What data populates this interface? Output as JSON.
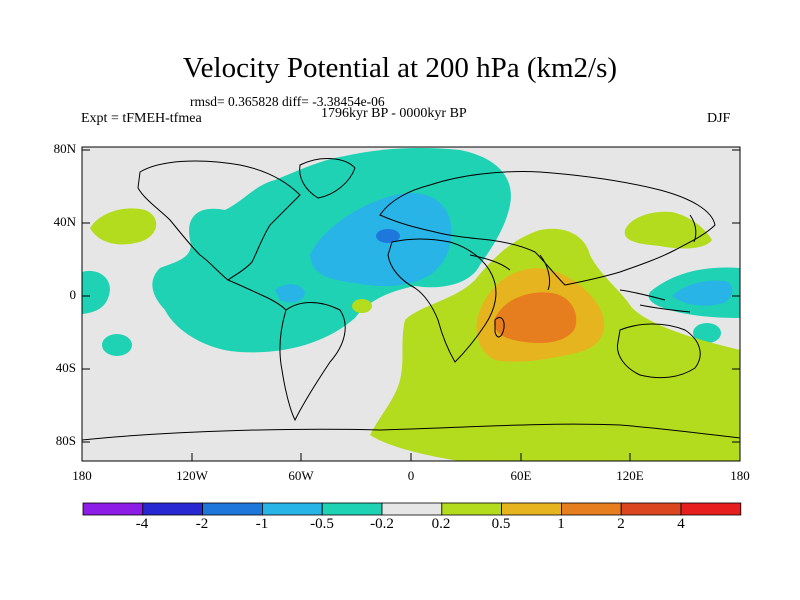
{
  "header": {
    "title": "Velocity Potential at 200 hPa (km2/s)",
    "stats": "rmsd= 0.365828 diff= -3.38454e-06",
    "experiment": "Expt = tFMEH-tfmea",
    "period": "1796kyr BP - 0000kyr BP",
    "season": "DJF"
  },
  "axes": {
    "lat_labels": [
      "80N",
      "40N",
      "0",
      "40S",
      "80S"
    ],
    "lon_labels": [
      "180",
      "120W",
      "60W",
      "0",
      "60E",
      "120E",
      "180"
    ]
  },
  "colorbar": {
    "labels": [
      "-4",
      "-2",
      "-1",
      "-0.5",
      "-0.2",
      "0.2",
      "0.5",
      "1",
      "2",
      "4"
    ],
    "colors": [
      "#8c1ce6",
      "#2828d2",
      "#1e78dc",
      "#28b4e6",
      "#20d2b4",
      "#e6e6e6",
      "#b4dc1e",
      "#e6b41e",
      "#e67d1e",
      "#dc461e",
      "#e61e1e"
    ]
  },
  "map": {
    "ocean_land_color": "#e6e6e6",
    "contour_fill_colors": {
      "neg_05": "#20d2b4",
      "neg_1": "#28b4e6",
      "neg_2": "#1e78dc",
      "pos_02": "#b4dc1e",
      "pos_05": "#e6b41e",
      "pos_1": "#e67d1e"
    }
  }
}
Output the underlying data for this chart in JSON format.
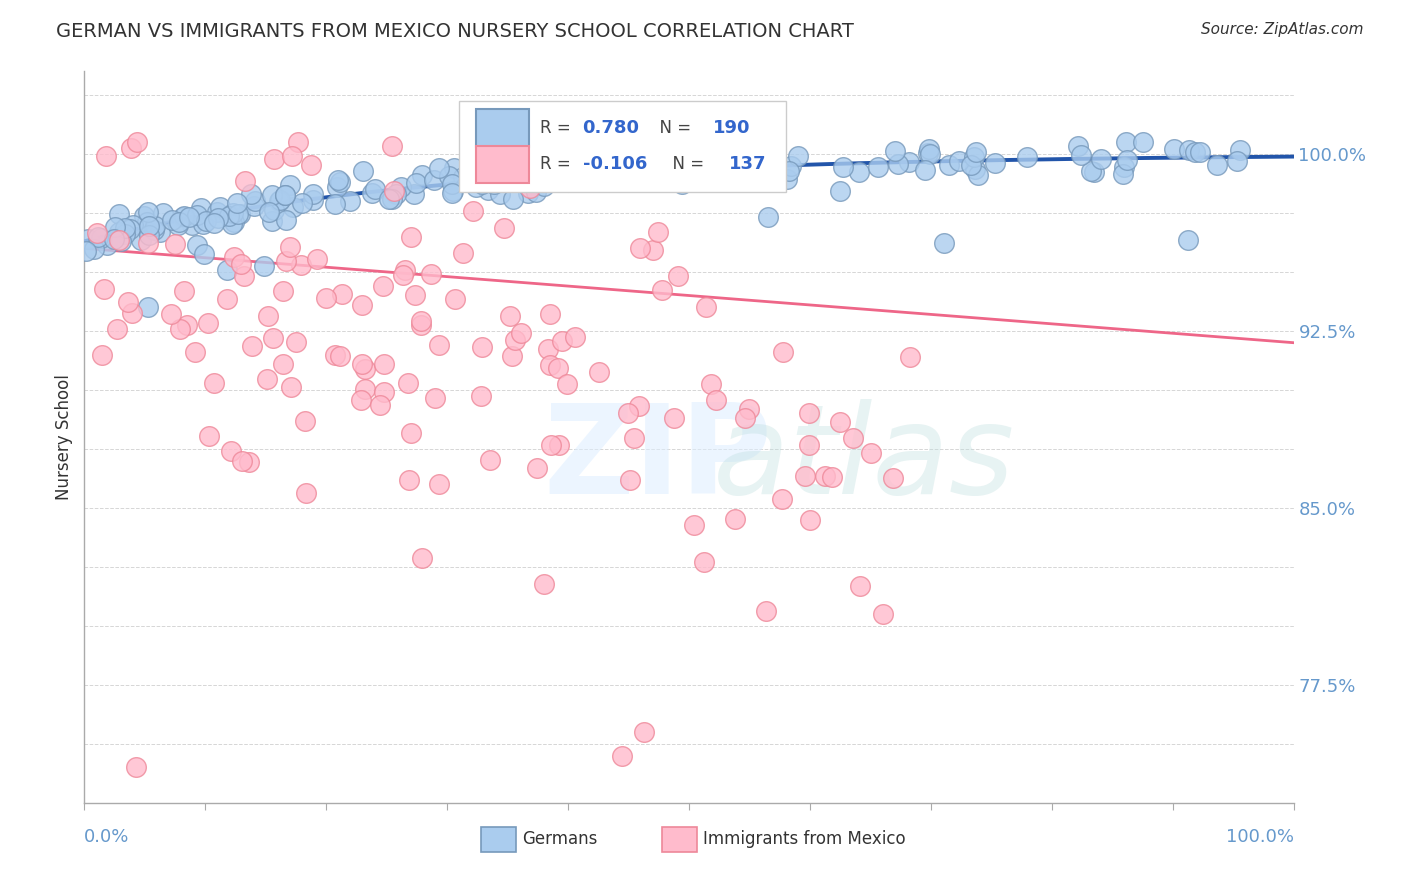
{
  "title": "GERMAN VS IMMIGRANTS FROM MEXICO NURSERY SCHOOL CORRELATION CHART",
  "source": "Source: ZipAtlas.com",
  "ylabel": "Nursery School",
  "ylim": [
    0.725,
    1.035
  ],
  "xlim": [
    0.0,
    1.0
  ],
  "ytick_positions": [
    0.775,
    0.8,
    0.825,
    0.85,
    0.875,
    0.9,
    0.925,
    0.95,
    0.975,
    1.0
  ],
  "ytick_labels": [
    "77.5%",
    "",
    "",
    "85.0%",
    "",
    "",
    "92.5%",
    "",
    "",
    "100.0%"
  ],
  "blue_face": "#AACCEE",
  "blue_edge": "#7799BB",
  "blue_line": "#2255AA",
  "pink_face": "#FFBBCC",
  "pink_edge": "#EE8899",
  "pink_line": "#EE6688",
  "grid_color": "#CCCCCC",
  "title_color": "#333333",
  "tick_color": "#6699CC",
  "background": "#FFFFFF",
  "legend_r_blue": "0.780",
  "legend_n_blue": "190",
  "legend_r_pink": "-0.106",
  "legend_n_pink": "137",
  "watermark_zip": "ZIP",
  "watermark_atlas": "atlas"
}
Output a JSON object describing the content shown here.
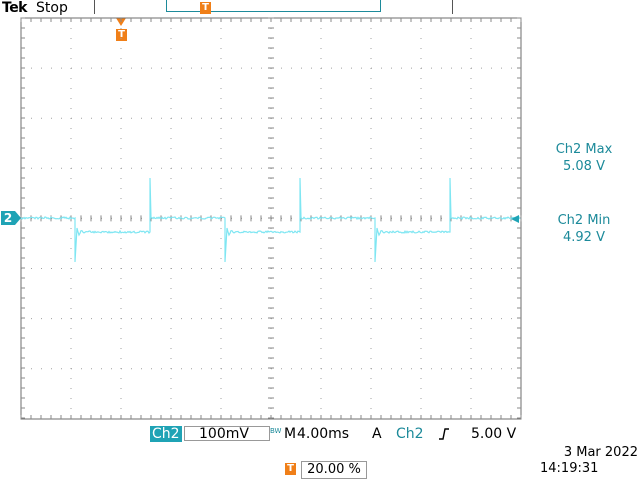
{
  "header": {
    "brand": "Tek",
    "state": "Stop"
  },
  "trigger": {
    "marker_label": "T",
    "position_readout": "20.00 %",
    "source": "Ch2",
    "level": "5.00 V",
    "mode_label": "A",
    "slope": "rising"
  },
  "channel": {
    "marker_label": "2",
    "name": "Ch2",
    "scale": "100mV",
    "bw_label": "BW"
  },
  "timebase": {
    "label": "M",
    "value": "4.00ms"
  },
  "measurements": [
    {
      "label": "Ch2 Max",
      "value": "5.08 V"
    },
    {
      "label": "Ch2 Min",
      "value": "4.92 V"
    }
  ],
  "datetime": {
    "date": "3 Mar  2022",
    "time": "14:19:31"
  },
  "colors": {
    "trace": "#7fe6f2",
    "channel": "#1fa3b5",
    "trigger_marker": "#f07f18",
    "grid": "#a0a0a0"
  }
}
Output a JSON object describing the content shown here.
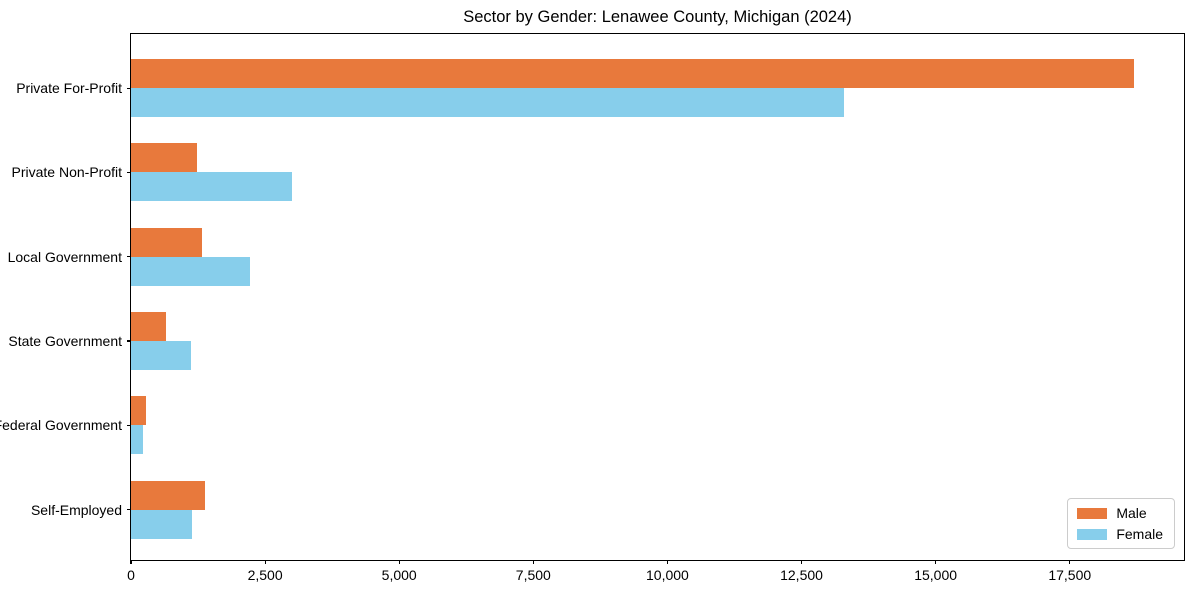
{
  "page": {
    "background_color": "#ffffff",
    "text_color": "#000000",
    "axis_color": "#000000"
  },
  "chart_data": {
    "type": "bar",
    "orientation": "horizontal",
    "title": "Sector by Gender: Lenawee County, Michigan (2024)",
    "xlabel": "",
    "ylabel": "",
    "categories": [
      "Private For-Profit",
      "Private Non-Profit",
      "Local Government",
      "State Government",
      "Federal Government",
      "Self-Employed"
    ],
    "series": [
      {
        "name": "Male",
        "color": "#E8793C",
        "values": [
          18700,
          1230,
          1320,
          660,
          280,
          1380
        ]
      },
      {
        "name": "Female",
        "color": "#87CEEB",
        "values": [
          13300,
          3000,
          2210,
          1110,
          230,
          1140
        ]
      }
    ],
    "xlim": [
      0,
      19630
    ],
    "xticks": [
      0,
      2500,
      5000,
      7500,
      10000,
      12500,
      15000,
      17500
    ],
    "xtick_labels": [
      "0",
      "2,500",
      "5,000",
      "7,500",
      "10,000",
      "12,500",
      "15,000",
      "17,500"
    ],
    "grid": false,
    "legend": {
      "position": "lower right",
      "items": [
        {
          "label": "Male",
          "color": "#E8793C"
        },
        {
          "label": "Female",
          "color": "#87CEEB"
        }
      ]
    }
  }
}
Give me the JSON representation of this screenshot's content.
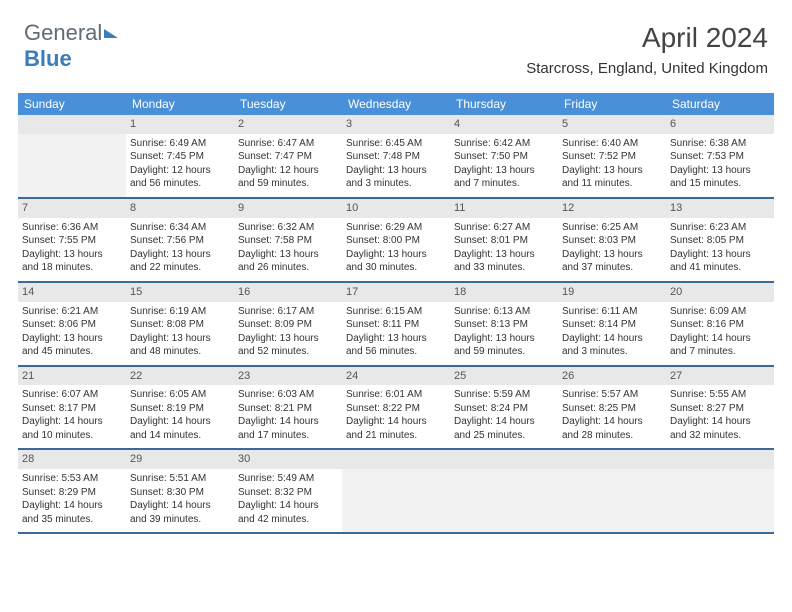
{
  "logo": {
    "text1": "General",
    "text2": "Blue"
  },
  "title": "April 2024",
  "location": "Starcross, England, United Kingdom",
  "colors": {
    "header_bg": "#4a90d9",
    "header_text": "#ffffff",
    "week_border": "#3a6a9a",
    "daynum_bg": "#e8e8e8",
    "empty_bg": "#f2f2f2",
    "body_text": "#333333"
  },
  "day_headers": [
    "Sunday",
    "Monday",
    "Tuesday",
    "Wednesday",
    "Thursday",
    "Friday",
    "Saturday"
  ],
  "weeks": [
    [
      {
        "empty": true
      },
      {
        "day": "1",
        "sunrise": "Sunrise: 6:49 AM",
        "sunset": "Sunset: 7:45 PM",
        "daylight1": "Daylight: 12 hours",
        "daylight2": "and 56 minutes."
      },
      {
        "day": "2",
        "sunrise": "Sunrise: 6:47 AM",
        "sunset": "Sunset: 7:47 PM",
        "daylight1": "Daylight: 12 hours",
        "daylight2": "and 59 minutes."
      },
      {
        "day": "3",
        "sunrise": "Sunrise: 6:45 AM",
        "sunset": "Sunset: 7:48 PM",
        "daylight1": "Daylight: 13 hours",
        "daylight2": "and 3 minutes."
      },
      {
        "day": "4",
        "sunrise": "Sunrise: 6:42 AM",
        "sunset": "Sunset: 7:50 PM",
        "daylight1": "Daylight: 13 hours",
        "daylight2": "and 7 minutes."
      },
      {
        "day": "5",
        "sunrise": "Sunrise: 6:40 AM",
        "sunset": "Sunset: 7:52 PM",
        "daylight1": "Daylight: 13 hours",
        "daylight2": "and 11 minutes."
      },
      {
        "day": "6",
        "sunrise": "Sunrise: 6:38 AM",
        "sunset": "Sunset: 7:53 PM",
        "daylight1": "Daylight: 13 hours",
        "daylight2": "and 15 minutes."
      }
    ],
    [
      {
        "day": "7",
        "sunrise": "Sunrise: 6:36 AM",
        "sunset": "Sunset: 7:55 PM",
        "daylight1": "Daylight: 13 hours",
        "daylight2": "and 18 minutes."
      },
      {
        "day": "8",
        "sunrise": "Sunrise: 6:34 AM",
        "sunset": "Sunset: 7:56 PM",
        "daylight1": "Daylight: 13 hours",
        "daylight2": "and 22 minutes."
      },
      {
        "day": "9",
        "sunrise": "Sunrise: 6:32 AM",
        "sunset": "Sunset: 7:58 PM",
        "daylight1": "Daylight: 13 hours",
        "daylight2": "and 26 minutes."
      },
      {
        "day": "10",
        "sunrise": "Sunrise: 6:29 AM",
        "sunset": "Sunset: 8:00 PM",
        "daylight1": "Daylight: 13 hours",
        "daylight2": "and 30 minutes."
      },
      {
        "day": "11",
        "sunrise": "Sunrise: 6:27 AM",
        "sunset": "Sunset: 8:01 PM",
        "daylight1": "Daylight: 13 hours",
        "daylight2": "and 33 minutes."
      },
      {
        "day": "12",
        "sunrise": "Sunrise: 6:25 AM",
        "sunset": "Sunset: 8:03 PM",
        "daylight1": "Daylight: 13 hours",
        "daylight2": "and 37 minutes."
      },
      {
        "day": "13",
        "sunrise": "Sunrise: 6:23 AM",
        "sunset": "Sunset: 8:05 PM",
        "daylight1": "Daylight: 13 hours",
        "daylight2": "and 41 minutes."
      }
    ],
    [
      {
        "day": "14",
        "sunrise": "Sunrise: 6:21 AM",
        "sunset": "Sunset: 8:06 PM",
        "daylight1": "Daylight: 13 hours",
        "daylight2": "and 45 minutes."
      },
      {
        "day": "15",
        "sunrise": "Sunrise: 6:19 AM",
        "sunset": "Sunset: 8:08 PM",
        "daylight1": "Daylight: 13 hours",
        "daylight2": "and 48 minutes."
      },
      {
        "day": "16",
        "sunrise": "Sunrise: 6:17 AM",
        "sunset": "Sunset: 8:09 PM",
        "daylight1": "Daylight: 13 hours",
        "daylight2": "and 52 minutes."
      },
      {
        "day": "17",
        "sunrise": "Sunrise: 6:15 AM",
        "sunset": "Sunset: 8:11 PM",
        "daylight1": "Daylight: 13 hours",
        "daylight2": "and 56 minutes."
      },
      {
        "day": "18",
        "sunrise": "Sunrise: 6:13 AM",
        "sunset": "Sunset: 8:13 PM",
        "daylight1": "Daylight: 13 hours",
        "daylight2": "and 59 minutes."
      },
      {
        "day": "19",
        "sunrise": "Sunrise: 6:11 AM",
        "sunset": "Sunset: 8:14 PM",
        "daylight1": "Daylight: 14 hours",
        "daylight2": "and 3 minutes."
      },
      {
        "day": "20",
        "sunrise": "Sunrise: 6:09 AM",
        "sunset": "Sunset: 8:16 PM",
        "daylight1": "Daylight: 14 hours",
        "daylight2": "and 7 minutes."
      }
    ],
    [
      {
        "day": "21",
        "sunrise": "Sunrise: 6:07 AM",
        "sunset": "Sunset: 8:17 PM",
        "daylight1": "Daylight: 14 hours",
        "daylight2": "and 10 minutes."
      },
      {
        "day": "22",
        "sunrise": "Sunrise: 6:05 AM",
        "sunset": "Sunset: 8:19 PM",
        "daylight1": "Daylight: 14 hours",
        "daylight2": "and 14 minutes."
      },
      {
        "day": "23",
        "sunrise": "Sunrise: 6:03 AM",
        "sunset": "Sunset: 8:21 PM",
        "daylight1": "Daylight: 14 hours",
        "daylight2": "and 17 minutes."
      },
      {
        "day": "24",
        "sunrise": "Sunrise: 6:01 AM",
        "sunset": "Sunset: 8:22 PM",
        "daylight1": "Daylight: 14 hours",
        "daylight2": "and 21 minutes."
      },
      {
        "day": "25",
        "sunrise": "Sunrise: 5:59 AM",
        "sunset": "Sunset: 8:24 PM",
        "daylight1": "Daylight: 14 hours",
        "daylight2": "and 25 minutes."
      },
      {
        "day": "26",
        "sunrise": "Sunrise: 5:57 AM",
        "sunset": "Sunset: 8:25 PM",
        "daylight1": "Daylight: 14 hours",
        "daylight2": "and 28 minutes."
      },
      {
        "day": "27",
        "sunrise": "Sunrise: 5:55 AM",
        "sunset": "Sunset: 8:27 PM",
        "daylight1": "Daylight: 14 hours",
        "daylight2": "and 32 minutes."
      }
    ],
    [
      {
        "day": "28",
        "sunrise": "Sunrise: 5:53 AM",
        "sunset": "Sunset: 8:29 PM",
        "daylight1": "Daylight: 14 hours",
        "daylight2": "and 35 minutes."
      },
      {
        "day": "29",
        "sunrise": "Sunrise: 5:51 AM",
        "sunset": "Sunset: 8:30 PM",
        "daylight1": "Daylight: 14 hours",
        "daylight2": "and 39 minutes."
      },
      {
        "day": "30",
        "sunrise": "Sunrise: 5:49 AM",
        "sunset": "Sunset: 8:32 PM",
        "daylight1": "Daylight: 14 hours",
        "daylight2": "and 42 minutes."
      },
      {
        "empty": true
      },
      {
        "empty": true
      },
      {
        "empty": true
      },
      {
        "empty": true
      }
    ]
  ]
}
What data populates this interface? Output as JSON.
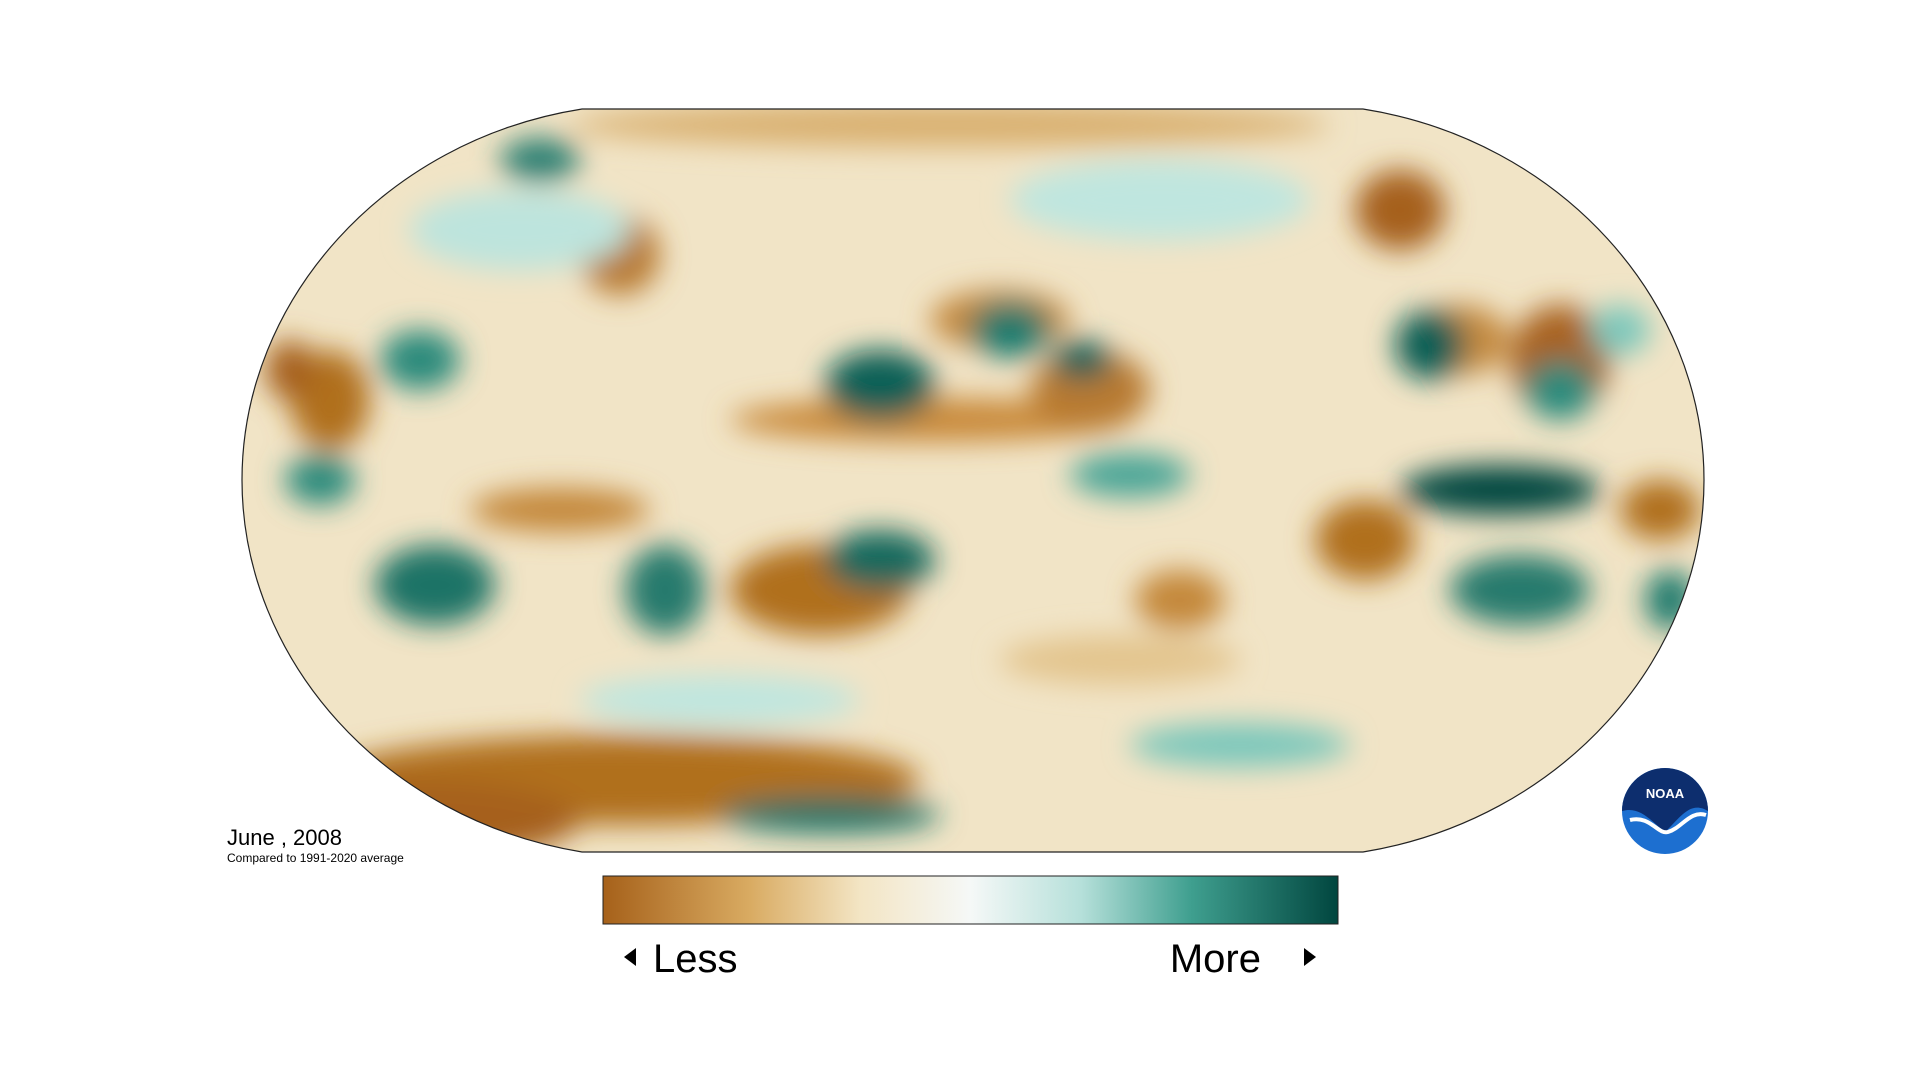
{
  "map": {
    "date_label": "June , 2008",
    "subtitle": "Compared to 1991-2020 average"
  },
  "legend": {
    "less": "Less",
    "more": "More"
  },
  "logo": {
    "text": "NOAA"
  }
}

◆ ◆ ◆ ◆ ◆ ◆ ◆

### Stated problem:
Which lines contain "Profit"? Show each of them.

### The completed task:
      "Private For-Profit",
      "Private Non-Profit",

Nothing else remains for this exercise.